* _Short task A_
Answer these questions from the SQL Server Integration Services notes:
(i) Which tool is named for developing SSIS projects?
(ii) What is used to connect the tasks and containers in a package?
(iii) What is opened for each Data Flow task in a package?
* _Short task B_
Write the next part of the SQL Server Integration Services notes, starting after their last line.

Friday, 27 September 2013

Lifesaver - SSIS All in one

SQL Server Integration Services

SQL Server Integration Services (SSIS) is a component of SQL Server which can be used to perform a wide range of Data Migration and ETL operations. SSIS is a component in MSBI process of SQL Server. This is a platform for Integration and Workflow applications. It is known for a fast and flexible OLTP and OLAP extensions used for data extraction, transformation, and loading (ETL).
The tool may also be used to automate maintenance of SQL Server databases and multidimensional data sets.

Business Intelligence Development Studio (BIDS) for Development of SSIS Projects SQL Server Management Studio (SSMS) to manage the SSIS Packages and Projects

SSIS workflow
Workflow is a set of instructions to specify how to execute tasks and containers within SSIS Packages

Control flow
Control flow contains one or more tasks & containers that execute when the package runs.
Control order or define the conditions for running the next task or container in the package control flow, we use precedence constraints to connect the tasks and containers in a package.
A subset of tasks and containers can also be grouped and run repeatedly as a unit within the package control flow.

Data flow
Data flow contains the sources and destinations that extract and load data, the transformations that modify and extend data, and the paths that link sources, transformations, and destinations
Data Flow task is the executable within the SSIS package that creates, orders, and runs the data flow.
Separate instance of the data flow engine is opened for each Data Flow task in a package.

Categories in the Data Flow
Data Sources, Transformations, and Data Destinations.

-Data Connection Errors - occur incase the connection manager cannot be initialized with the connection string. This applies to both Data Sources and Data Destinations along with Control Flows that use the Connection Strings.
-Data Transformation Errors - occur while data is being transformed over a Data Pipeline from Source to Destination.
-Expression Evaluation errors - occur if expressions that are evaluated at run time perform invalid

Environment variable
An environment variable configuration sets a package property equal to the value in an environment variable.
For configuring properties that are dependent on the computer that is executing the package.

Transformations available
AGGEGATE - It applies aggregate functions to Record Sets to produce new output records from aggregated values.

Entries from a dataset
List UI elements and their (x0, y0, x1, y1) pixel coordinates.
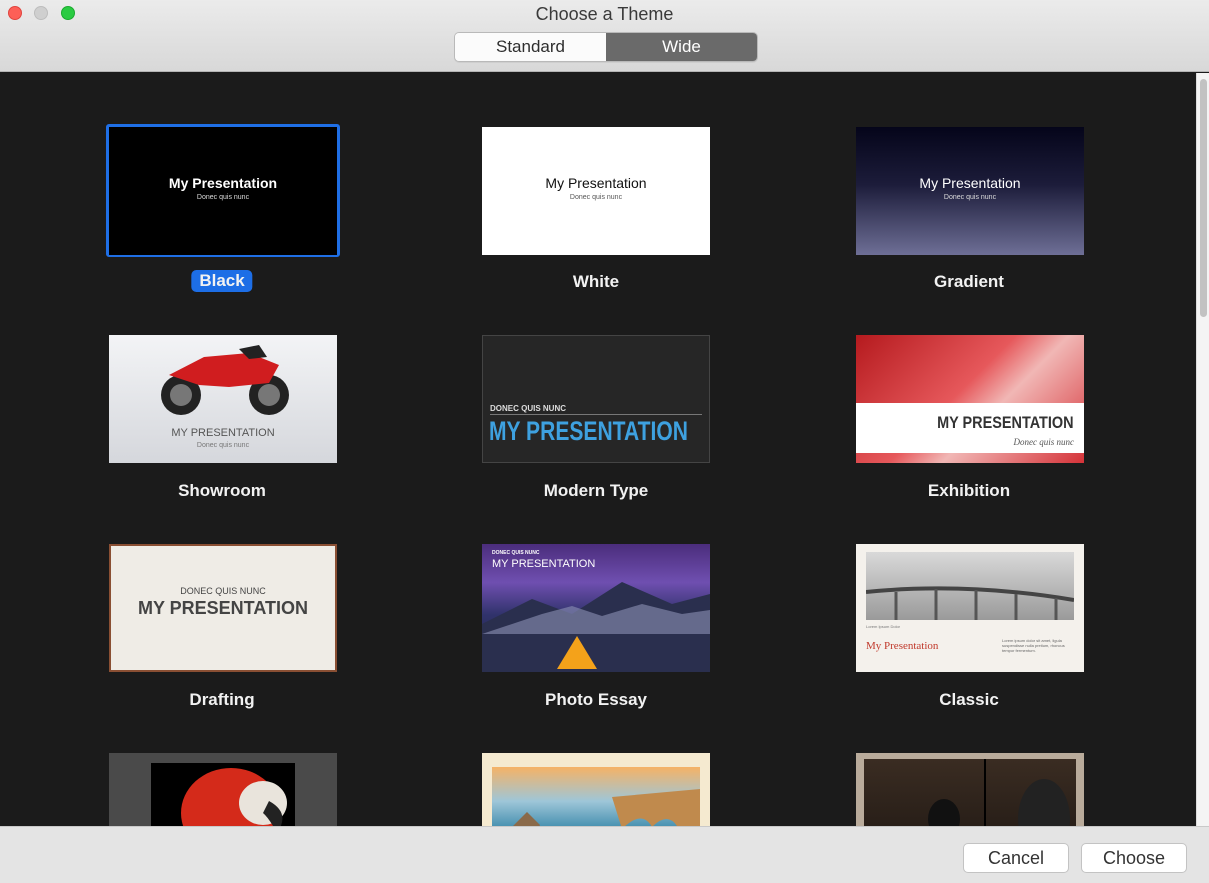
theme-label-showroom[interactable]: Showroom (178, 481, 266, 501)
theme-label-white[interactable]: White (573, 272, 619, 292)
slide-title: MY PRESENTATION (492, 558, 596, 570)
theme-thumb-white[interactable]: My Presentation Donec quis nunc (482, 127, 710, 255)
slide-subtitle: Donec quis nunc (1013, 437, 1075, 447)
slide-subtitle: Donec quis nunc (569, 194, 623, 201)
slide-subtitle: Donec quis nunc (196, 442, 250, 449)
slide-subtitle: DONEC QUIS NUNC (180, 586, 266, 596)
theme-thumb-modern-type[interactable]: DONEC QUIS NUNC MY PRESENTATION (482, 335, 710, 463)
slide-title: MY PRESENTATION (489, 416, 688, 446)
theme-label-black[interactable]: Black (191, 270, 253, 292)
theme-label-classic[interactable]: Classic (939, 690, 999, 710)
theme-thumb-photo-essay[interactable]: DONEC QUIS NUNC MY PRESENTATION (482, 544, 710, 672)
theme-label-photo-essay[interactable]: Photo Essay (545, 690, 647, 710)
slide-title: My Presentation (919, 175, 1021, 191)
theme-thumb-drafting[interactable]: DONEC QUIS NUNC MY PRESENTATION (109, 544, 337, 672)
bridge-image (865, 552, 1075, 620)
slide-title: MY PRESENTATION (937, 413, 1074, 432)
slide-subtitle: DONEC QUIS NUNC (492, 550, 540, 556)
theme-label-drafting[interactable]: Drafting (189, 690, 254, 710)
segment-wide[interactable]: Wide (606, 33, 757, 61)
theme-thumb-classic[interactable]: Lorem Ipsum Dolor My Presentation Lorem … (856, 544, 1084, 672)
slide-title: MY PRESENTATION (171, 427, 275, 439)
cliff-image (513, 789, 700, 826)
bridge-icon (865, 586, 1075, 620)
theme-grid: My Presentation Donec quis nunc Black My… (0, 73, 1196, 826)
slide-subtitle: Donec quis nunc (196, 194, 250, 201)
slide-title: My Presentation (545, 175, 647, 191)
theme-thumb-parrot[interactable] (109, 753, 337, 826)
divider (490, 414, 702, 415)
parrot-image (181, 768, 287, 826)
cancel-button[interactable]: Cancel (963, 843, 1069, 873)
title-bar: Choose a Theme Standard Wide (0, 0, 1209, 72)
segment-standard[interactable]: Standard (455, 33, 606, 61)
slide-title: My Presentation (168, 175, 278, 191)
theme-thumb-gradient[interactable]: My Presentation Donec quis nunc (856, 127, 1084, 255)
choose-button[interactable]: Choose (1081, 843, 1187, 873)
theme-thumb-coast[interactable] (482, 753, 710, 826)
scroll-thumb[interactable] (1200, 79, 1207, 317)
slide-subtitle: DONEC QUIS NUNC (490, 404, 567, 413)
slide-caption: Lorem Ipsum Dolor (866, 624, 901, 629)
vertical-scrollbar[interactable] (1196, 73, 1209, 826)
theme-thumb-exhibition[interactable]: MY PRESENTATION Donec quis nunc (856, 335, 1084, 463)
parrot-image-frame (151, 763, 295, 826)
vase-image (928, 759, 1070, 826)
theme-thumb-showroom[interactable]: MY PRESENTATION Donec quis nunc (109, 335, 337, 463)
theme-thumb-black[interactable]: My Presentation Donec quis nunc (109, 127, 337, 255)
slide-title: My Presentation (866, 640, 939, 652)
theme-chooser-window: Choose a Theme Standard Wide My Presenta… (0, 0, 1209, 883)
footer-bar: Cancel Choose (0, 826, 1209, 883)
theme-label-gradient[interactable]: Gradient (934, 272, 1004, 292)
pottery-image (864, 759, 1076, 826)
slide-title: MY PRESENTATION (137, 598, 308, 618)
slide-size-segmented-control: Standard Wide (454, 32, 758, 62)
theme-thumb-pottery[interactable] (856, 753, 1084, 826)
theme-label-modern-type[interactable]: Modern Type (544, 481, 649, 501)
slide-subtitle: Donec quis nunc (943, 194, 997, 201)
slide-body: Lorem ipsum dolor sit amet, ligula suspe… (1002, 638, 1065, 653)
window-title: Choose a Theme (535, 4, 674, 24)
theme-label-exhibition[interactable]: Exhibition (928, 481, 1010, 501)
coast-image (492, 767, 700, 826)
* * *
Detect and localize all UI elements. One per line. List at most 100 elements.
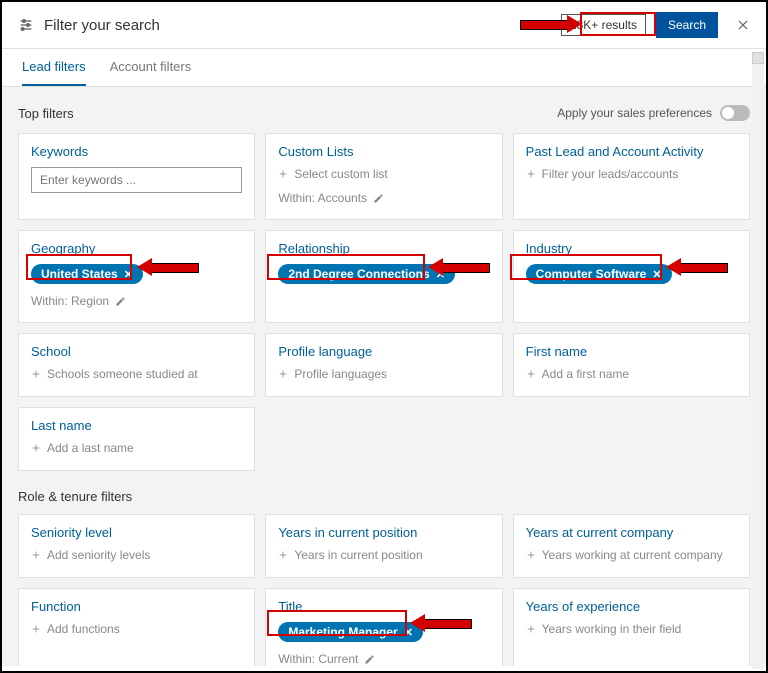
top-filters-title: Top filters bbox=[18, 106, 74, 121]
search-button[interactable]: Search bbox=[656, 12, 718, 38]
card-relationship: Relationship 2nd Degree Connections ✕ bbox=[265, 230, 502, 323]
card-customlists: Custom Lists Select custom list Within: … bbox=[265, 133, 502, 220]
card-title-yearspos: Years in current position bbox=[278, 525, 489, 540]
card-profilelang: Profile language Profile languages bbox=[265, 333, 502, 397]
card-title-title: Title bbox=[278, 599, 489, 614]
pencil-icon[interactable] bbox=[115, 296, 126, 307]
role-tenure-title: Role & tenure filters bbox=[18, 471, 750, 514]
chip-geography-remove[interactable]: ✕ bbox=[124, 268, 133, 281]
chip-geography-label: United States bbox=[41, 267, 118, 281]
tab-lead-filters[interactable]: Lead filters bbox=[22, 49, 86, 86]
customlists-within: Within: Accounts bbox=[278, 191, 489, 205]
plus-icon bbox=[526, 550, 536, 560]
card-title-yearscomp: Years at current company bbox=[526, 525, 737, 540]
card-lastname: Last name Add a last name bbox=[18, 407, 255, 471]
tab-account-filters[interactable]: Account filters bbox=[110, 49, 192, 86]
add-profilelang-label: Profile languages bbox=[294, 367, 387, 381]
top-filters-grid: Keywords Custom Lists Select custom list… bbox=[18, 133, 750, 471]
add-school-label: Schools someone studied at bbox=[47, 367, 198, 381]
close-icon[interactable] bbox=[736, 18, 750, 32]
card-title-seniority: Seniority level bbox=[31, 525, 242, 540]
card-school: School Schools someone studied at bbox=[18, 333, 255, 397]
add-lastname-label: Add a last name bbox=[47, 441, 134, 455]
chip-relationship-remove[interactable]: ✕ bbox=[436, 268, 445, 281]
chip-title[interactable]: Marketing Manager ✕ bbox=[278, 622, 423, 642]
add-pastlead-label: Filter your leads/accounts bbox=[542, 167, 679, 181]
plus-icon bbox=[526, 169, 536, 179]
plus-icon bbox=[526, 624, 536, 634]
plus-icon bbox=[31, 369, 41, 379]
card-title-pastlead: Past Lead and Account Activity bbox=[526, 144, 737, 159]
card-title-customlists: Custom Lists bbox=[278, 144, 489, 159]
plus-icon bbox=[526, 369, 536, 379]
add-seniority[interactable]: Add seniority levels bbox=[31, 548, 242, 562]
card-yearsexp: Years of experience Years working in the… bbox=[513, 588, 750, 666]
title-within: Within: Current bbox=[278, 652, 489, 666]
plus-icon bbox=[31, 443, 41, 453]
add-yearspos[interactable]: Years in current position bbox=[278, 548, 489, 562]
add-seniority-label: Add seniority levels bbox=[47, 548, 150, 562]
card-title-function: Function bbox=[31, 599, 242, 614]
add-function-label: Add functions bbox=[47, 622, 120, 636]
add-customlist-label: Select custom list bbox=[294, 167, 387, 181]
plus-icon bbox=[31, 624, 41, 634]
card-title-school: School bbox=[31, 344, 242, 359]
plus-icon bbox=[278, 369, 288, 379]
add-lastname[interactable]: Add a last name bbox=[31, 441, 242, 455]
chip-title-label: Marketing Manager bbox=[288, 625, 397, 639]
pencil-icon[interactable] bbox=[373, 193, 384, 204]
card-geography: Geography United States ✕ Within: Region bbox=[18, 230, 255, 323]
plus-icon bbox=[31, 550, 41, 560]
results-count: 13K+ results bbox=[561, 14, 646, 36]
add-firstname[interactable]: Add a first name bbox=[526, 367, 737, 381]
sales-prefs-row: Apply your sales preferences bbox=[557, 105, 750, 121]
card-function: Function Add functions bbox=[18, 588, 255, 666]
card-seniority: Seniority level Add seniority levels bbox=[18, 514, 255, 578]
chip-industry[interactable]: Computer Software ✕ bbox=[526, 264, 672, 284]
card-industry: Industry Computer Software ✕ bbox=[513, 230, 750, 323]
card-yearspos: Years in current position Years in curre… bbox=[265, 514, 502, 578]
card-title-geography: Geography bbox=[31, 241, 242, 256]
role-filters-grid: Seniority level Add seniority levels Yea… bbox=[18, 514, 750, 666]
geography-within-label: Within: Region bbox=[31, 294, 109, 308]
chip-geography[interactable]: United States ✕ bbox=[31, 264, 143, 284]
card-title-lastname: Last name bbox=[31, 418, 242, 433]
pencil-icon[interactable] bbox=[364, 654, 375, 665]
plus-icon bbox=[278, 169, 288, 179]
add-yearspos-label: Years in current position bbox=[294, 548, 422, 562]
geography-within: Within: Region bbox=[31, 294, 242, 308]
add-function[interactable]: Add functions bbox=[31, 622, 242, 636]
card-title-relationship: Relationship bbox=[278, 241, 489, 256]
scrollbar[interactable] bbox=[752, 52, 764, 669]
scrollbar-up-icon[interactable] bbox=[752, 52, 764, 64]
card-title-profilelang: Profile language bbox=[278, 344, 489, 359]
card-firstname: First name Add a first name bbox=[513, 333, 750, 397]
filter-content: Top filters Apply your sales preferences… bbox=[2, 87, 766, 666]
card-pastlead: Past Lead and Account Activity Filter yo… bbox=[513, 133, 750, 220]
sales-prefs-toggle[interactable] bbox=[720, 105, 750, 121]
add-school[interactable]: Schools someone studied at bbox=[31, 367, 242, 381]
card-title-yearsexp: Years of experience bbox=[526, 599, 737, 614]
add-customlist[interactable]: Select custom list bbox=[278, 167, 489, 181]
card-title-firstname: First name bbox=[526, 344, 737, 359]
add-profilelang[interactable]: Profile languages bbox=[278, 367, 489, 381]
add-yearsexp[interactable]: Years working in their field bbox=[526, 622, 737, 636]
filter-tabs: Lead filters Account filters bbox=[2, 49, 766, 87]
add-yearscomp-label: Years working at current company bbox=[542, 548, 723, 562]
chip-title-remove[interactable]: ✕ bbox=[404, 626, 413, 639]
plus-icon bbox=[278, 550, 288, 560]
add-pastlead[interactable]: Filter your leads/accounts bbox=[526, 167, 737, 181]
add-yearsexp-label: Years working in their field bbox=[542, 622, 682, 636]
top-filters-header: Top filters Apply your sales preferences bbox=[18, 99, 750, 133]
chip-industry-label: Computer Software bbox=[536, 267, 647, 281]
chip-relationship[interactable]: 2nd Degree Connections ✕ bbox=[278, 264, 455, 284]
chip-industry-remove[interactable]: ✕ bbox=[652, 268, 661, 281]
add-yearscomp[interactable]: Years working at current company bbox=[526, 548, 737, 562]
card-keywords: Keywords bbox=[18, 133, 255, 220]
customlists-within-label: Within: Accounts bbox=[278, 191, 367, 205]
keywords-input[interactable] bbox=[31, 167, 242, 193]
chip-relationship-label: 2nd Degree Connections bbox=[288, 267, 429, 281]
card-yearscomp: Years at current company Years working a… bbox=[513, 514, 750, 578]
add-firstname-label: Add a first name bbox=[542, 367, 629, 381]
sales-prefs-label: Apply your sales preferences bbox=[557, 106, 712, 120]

* _Result A_
(i) Business Intelligence Development Studio (BIDS)
(ii) Precedence constraints
(iii) A separate instance of the data flow engine

* _Result B_
AUDIT - Adds Package and Task level Metadata - such as Machine Name, Execution Instance, Package Name, Package ID, etc..
CHARACTER MAP - Performs SQL Server level makes string data changes such as changing data from lower case to upper case.
CONDITIONAL SPLIT – Separates available input into separate output pipelines based on Boolean Expressions configured for each output.
COPY COLUMN - Add a copy of column to the output we can later transform the copy keeping the original for auditing.
DATA CONVERSION - Converts columns data types from one to another type. It stands for Explicit Column Conversion.
DATA MINING QUERY – Used to perform data mining query against analysis services and manage Predictions Graphs and Controls.
DERIVED COLUMN - Create a new (computed) column from given expressions.
EXPORT COLUMN – Used to export a Image specific column from the database to a flat file.
FUZZY GROUPING – Used for data cleansing by finding rows that are likely duplicates.
FUZZY LOOKUP - Used for Pattern Matching and Ranking based on fuzzy logic.
IMPORT COLUMN - Reads image specific column from database onto a flat file.
LOOKUP - Performs the lookup (searching) of a given reference object set against a data source. It is used for exact matches only.
MERGE - Merges two sorted data sets into a single data set into a single data flow.
MERGE JOIN - Merges two data sets into a single dataset using a join junction.
MULTI CAST - Sends a copy of supplied Data Source onto multiple Destinations.
ROW COUNT - Stores the resulting row count from the data flow / transformation into a variable.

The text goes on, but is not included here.